**REQUIREMENT:** Look at each line of the records and count those with "years" in them. Please answer with the count alone.

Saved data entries
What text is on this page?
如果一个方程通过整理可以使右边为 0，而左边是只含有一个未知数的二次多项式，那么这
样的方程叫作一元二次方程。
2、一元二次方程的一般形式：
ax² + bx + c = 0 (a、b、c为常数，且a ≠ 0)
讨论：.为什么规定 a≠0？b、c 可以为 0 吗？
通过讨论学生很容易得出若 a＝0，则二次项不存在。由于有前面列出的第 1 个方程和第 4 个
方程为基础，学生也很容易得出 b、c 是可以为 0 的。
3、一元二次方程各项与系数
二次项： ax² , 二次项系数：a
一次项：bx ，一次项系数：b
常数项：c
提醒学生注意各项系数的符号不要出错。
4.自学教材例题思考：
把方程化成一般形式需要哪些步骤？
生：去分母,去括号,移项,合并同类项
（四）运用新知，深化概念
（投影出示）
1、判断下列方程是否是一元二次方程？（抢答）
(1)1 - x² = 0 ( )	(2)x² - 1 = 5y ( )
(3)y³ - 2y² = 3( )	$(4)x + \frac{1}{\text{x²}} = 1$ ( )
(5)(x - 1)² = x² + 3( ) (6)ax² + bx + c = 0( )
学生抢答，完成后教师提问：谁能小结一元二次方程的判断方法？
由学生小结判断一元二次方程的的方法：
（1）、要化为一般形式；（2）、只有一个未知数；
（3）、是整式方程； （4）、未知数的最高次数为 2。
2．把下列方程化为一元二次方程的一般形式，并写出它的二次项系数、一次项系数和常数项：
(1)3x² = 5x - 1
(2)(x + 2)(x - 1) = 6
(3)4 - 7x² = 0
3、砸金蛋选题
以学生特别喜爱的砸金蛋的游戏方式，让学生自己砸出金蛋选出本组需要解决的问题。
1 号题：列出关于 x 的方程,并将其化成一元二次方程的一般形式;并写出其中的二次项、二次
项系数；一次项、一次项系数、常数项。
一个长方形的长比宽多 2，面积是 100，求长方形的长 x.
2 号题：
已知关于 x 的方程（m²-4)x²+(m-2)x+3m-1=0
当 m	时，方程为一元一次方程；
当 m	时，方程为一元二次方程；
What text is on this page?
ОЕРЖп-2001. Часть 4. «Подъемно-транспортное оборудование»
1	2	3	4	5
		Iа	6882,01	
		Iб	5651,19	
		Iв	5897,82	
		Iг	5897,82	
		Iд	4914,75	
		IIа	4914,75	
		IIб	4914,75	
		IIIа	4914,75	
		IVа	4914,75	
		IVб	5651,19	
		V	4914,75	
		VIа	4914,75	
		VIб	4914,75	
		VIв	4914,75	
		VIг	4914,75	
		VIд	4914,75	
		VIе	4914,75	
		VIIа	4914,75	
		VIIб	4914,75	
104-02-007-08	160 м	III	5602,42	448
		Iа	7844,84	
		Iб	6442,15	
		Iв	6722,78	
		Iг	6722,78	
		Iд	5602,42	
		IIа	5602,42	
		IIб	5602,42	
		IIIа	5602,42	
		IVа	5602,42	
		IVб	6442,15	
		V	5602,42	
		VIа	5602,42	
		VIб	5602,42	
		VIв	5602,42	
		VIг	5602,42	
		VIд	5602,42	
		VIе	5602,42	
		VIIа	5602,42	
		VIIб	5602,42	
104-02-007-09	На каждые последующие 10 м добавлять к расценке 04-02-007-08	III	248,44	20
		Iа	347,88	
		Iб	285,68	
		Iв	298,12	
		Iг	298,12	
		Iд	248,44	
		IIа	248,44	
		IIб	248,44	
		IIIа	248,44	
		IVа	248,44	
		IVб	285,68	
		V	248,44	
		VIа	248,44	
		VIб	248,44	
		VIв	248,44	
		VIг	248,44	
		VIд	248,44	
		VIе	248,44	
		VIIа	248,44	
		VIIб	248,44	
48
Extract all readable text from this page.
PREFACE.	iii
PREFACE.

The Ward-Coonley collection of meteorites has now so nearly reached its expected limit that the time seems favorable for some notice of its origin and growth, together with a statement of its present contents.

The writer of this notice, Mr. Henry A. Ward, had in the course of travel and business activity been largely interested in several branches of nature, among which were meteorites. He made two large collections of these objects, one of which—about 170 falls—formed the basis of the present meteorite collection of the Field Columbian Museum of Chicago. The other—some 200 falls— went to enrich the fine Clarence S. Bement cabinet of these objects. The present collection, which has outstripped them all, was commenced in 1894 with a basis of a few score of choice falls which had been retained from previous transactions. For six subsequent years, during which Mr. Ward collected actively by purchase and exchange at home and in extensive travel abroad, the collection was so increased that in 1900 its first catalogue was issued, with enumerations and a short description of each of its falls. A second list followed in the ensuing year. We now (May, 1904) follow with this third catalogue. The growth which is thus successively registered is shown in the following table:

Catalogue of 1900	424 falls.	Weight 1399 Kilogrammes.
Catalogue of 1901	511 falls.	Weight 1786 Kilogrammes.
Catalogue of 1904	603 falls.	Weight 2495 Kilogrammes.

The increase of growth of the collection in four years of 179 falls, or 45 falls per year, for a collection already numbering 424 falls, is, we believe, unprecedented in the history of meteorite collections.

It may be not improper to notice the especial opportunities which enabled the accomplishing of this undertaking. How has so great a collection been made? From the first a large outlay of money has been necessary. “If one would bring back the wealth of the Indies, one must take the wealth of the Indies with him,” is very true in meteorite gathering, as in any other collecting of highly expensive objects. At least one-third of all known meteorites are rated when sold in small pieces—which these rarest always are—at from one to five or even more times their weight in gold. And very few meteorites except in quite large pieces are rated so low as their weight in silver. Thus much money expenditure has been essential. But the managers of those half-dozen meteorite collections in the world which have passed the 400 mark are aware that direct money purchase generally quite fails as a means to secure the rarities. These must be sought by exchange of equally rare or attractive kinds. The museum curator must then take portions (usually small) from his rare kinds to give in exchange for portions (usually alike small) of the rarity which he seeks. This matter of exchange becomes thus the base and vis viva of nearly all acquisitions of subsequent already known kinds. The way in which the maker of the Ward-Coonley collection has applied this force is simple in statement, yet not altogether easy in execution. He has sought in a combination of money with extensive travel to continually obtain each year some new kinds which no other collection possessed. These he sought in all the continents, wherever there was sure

**CORRECT OUTPUT:** 2